• Problem: Tally the lines containing the word "Composite" and give the total alone.

>> Start Given data

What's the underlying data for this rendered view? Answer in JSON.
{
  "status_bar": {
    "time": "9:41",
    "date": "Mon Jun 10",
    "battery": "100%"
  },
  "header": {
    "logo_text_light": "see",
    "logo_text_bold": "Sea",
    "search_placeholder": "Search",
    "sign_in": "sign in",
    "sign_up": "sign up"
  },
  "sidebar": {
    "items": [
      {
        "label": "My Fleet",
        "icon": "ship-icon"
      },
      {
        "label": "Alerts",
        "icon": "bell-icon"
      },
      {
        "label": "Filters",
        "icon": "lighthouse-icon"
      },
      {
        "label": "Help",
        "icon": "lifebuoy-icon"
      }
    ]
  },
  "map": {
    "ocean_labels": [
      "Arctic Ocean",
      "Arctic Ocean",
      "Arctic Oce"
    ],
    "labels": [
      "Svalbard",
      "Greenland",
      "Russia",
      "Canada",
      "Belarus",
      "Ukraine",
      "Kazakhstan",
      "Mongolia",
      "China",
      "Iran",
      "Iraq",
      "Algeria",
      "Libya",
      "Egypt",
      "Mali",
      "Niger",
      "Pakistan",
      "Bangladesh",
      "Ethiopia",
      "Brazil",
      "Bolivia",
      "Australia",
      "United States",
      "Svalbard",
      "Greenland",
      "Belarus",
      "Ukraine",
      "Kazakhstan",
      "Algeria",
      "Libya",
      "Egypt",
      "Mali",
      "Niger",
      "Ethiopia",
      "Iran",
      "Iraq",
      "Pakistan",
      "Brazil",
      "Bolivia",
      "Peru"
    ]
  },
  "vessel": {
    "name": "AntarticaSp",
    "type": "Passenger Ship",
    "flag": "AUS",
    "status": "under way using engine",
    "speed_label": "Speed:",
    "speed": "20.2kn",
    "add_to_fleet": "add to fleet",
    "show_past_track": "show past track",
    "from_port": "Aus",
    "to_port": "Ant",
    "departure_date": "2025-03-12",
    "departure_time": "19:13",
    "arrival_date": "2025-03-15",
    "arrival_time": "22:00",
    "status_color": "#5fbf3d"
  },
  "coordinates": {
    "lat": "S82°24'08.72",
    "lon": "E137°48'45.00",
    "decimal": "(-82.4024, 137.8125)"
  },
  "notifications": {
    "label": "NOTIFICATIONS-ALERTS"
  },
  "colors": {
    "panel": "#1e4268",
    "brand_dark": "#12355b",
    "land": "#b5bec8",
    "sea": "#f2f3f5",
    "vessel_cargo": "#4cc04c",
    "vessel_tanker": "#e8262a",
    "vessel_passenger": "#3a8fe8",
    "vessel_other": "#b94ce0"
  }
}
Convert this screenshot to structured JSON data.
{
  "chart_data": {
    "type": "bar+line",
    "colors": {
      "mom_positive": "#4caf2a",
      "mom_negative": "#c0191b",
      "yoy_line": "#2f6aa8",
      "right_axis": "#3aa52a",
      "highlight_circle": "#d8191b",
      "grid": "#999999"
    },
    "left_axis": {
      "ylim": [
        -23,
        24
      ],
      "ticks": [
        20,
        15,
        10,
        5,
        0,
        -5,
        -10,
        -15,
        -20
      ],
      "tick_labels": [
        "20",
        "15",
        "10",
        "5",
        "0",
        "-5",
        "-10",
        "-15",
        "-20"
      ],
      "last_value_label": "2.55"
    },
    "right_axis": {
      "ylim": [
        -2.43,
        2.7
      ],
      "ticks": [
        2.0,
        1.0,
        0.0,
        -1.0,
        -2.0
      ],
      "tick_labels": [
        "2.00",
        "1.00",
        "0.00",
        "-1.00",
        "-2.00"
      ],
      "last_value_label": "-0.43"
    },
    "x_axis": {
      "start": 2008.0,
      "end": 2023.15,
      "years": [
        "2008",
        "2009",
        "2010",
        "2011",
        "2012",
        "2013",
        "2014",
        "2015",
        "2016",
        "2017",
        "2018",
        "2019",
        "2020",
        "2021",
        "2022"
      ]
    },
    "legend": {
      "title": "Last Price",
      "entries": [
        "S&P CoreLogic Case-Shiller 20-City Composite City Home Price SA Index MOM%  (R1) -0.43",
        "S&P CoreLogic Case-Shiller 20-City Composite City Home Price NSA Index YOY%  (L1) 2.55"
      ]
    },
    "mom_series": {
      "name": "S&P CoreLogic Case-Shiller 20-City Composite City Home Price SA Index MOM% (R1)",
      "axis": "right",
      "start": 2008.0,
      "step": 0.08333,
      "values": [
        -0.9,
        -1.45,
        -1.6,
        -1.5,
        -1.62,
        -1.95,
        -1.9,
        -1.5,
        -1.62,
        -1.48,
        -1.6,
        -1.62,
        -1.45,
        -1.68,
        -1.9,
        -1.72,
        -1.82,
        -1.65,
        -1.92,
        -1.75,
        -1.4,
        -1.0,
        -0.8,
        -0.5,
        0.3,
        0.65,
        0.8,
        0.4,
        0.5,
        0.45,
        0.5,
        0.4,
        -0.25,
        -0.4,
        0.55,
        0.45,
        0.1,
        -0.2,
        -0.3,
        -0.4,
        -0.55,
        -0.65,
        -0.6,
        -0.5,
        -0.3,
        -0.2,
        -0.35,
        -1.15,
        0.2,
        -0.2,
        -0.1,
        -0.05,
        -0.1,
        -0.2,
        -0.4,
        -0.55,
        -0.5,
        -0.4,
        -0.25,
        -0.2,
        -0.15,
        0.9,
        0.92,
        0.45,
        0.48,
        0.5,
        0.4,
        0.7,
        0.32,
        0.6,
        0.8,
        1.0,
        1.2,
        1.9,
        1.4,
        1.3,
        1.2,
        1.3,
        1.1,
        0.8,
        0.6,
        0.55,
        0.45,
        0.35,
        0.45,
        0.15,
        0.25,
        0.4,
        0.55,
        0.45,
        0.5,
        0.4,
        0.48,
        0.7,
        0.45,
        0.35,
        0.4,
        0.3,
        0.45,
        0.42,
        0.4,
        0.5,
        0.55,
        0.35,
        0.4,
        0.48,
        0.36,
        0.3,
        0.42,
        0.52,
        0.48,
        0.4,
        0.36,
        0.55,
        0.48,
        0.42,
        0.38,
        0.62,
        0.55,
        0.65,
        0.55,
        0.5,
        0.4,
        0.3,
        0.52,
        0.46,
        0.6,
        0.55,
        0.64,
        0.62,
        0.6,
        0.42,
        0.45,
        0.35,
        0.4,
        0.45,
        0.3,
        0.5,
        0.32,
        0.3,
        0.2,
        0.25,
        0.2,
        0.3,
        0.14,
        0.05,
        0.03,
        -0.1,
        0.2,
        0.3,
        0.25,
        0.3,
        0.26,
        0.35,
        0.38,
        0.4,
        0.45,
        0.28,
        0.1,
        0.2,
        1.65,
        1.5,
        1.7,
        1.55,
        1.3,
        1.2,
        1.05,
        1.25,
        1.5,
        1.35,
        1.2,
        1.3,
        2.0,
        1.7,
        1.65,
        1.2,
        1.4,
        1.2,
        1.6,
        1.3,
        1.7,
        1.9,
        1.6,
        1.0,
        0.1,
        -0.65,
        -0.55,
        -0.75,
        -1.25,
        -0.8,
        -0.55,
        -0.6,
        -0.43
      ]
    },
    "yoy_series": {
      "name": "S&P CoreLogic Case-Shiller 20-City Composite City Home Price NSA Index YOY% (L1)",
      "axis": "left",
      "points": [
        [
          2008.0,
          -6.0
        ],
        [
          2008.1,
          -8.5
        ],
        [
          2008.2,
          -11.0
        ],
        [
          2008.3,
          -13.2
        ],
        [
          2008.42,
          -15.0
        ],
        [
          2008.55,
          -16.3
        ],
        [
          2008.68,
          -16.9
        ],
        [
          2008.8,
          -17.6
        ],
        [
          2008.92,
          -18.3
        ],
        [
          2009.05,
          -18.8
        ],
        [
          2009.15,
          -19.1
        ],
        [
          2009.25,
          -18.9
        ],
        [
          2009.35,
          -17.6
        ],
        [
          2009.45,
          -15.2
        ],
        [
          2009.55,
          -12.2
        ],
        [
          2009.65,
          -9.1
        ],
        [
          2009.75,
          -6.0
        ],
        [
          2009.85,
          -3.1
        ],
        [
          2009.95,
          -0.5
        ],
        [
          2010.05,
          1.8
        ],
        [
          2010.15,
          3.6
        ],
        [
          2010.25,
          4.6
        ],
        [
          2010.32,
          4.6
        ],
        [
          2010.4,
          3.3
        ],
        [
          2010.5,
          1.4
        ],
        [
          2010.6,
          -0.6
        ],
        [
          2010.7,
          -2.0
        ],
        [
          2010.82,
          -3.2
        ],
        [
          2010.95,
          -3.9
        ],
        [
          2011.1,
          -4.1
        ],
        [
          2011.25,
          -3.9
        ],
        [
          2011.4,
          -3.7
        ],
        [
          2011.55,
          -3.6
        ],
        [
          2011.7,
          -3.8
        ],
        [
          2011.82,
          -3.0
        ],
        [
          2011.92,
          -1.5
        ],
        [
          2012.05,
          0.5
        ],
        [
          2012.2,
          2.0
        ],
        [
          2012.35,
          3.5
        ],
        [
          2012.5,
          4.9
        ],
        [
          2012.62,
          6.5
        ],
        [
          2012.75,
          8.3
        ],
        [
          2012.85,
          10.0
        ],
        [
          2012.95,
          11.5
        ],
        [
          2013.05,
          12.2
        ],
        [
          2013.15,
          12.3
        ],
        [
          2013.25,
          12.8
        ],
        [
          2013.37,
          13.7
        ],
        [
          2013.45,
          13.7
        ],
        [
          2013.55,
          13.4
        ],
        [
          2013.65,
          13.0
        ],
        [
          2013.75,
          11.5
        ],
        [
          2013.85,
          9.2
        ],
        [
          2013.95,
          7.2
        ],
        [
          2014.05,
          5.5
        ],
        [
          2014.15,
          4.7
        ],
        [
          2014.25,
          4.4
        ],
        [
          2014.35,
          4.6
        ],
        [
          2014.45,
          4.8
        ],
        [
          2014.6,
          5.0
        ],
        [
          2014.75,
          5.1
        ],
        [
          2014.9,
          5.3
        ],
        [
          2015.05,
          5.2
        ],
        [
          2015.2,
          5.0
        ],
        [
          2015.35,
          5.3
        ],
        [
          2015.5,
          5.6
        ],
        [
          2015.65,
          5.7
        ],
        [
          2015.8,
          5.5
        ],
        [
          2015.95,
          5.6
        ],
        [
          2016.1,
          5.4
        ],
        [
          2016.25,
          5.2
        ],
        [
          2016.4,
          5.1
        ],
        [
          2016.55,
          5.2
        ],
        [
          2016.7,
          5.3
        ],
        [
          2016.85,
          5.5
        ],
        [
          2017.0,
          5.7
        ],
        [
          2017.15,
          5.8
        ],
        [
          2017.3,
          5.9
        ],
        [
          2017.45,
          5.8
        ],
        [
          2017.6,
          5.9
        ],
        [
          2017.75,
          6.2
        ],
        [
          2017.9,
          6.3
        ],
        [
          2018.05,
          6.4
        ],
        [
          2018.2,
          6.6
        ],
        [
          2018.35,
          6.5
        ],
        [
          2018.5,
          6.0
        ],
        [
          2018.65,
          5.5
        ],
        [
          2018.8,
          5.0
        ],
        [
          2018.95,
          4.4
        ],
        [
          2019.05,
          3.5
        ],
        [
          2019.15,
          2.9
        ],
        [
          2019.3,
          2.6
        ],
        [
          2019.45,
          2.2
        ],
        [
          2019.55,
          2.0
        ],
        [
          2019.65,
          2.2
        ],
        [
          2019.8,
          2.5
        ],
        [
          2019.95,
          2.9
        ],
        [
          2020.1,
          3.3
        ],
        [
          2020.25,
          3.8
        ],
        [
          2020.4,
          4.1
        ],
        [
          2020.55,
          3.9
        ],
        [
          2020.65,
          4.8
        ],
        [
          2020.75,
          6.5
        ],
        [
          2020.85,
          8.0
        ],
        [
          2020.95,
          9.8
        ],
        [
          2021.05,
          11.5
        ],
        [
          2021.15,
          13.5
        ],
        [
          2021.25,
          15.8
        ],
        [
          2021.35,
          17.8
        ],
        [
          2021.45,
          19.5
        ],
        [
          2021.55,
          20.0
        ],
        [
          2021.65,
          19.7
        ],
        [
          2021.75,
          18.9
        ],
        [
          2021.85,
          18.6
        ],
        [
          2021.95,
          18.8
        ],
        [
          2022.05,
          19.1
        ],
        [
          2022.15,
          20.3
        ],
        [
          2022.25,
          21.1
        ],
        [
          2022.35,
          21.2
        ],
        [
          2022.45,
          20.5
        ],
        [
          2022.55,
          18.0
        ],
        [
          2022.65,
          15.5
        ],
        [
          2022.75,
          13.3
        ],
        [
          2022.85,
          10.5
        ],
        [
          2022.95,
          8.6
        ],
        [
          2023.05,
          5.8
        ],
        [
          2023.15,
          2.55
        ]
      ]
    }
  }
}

>> End Given data

• Answer to the exercise: 4